WORK INSTRUCTIONS> Please rewrite the listing below as a Markdown table, starting with its first line and going on through the line containing "Bar [73, 462, 76, 500]". Put the row number under Row and the line under Entry, and leave out blank lines.
_ _ _ _
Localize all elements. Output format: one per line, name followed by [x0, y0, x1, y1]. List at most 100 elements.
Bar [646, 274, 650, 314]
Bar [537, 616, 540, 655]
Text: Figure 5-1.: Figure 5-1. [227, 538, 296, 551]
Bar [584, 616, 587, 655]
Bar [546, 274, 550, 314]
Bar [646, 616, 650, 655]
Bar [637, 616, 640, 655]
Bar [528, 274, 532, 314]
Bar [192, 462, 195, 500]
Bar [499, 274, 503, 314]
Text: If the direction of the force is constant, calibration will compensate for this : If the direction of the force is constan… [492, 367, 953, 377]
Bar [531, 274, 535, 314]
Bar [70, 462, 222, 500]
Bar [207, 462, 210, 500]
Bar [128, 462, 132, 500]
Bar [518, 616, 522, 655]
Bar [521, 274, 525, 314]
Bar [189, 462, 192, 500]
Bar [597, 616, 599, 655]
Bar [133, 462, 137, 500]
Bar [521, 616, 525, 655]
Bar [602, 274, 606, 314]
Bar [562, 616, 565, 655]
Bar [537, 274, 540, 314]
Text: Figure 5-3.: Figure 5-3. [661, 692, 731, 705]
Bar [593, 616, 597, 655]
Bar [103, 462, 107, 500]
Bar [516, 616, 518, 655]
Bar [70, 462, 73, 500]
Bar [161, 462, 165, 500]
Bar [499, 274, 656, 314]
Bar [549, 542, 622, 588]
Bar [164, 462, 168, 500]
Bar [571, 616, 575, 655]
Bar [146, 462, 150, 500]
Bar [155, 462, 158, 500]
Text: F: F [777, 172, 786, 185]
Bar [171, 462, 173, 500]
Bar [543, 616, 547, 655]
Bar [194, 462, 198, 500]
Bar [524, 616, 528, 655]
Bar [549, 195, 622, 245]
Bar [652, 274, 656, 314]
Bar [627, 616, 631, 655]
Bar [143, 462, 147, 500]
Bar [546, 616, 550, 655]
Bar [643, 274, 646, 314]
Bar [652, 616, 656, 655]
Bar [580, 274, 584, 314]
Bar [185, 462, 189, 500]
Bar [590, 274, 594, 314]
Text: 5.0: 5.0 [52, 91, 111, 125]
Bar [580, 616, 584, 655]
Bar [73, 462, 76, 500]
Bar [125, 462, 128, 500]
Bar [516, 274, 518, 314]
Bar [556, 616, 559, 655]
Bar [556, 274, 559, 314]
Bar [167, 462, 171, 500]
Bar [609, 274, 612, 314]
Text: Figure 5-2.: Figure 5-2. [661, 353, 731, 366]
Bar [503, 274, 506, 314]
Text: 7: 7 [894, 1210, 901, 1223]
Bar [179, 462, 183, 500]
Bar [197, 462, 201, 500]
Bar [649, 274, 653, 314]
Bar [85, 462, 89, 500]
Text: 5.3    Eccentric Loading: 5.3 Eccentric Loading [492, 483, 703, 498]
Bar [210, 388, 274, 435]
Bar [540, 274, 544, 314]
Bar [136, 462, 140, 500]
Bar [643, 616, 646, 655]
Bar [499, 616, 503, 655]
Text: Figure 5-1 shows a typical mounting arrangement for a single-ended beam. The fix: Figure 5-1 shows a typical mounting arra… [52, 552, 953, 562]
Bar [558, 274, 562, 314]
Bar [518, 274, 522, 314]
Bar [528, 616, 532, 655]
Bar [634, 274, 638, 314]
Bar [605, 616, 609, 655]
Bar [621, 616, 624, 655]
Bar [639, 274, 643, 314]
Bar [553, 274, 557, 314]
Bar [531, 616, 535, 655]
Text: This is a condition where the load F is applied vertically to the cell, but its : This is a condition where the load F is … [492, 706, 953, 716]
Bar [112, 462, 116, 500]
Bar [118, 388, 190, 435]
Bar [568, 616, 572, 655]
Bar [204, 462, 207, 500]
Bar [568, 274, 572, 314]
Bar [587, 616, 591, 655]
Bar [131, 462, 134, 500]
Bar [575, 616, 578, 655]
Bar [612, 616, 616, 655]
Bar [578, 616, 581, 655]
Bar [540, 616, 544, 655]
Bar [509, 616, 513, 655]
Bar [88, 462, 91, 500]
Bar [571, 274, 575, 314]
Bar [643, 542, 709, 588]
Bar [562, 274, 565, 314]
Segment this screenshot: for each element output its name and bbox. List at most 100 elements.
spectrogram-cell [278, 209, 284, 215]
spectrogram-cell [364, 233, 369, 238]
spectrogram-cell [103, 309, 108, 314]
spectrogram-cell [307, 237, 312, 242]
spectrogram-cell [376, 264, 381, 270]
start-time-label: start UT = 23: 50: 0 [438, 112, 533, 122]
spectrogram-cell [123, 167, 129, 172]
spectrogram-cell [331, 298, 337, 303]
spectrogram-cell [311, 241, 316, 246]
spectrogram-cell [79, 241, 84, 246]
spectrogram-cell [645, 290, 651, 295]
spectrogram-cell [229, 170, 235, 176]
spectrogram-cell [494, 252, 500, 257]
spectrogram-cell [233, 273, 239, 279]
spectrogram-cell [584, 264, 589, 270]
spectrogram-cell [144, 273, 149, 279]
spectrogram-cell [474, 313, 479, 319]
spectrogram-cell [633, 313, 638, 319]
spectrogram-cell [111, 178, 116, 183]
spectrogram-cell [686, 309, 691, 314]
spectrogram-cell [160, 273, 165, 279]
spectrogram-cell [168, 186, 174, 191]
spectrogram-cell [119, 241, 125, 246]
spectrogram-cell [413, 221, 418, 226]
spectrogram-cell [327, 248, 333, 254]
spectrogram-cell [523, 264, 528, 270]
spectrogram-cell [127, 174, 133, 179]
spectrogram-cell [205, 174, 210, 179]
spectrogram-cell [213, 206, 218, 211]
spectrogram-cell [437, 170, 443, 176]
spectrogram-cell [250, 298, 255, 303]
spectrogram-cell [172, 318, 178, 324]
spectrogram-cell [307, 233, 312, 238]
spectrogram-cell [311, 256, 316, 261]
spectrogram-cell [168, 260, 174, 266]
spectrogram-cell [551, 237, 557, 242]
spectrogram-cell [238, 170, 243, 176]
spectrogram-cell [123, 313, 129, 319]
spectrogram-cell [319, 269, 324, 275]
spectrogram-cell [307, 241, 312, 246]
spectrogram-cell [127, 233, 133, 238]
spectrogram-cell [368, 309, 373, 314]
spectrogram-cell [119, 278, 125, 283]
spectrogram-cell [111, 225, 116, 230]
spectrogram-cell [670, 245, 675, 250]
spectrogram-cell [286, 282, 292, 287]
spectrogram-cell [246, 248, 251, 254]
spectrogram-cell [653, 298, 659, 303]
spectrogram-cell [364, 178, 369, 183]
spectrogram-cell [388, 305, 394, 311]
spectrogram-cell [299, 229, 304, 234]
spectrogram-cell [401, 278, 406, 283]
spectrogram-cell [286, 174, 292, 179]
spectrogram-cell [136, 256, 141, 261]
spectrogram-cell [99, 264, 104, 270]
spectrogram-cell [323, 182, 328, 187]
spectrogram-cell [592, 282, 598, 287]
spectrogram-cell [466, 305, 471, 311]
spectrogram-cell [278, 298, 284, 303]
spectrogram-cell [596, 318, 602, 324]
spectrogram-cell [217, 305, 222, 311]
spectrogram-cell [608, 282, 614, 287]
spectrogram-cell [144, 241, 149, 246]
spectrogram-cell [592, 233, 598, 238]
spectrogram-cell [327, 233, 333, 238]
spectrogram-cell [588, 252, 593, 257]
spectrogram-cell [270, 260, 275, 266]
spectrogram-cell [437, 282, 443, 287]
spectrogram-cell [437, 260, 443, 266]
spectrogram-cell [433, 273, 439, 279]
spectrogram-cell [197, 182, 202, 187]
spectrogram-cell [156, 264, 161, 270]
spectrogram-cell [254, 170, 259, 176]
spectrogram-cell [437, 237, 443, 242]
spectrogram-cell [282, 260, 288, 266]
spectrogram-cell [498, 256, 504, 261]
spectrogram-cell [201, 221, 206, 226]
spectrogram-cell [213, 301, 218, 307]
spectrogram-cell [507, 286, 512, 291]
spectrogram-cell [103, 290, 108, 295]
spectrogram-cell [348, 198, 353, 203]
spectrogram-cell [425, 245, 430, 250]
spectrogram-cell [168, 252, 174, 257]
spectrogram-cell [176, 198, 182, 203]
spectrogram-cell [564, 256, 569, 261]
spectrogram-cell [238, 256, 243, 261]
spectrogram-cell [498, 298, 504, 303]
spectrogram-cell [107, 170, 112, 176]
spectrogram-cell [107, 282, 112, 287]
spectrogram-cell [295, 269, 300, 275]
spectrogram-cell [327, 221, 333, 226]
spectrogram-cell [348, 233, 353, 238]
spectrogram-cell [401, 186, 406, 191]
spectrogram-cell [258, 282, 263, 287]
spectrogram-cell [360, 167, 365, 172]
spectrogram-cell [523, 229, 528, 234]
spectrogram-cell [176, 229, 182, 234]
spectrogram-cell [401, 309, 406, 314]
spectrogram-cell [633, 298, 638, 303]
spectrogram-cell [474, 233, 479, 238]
_ _ _ _
COMPLETE ANSWER>
| Row | Entry |
|---|---|
| 1 | Localize all elements. Output format: one per line, name followed by [x0, y0, x1, y1]. List at most 100 elements. |
| 2 | Bar [646, 274, 650, 314] |
| 3 | Bar [537, 616, 540, 655] |
| 4 | Text: Figure 5-1.: Figure 5-1. [227, 538, 296, 551] |
| 5 | Bar [584, 616, 587, 655] |
| 6 | Bar [546, 274, 550, 314] |
| 7 | Bar [646, 616, 650, 655] |
| 8 | Bar [637, 616, 640, 655] |
| 9 | Bar [528, 274, 532, 314] |
| 10 | Bar [192, 462, 195, 500] |
| 11 | Bar [499, 274, 503, 314] |
| 12 | Text: If the direction of the force is constant, calibration will compensate for this : If the direction of the force is constan… [492, 367, 953, 377] |
| 13 | Bar [531, 274, 535, 314] |
| 14 | Bar [70, 462, 222, 500] |
| 15 | Bar [207, 462, 210, 500] |
| 16 | Bar [128, 462, 132, 500] |
| 17 | Bar [518, 616, 522, 655] |
| 18 | Bar [521, 274, 525, 314] |
| 19 | Bar [189, 462, 192, 500] |
| 20 | Bar [597, 616, 599, 655] |
| 21 | Bar [133, 462, 137, 500] |
| 22 | Bar [521, 616, 525, 655] |
| 23 | Bar [602, 274, 606, 314] |
| 24 | Bar [562, 616, 565, 655] |
| 25 | Bar [537, 274, 540, 314] |
| 26 | Text: Figure 5-3.: Figure 5-3. [661, 692, 731, 705] |
| 27 | Bar [593, 616, 597, 655] |
| 28 | Bar [103, 462, 107, 500] |
| 29 | Bar [516, 616, 518, 655] |
| 30 | Bar [70, 462, 73, 500] |
| 31 | Bar [161, 462, 165, 500] |
| 32 | Bar [499, 274, 656, 314] |
| 33 | Bar [549, 542, 622, 588] |
| 34 | Bar [164, 462, 168, 500] |
| 35 | Bar [571, 616, 575, 655] |
| 36 | Bar [146, 462, 150, 500] |
| 37 | Bar [155, 462, 158, 500] |
| 38 | Text: F: F [777, 172, 786, 185] |
| 39 | Bar [171, 462, 173, 500] |
| 40 | Bar [543, 616, 547, 655] |
| 41 | Bar [194, 462, 198, 500] |
| 42 | Bar [524, 616, 528, 655] |
| 43 | Bar [549, 195, 622, 245] |
| 44 | Bar [652, 274, 656, 314] |
| 45 | Bar [627, 616, 631, 655] |
| 46 | Bar [143, 462, 147, 500] |
| 47 | Bar [546, 616, 550, 655] |
| 48 | Bar [643, 274, 646, 314] |
| 49 | Bar [652, 616, 656, 655] |
| 50 | Bar [580, 274, 584, 314] |
| 51 | Bar [185, 462, 189, 500] |
| 52 | Bar [590, 274, 594, 314] |
| 53 | Text: 5.0: 5.0 [52, 91, 111, 125] |
| 54 | Bar [580, 616, 584, 655] |
| 55 | Bar [73, 462, 76, 500] |